__TASK TO COMPLETE__. Pull out every line of the listing below where "программы" appears.
┌────────
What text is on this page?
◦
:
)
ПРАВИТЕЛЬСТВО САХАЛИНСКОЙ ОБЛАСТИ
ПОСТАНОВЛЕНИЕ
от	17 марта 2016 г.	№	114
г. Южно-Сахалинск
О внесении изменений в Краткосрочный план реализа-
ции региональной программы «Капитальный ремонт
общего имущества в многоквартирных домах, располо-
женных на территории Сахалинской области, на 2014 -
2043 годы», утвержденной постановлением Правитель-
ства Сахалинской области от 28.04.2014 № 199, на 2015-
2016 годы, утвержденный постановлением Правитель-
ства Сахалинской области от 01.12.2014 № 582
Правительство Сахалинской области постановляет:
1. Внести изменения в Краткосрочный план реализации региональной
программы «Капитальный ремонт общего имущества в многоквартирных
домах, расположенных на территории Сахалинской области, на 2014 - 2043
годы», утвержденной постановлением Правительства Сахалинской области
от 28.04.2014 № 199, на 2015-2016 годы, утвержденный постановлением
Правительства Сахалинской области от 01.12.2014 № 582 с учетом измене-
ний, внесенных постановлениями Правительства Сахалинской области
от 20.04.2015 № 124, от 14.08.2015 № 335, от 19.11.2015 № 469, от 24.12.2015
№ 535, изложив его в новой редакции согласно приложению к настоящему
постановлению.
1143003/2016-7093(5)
└────────
__ANSWER FOR THIS EXERCISE__.
ции региональной программы «Капитальный ремонт
программы «Капитальный ремонт общего имущества в многоквартирных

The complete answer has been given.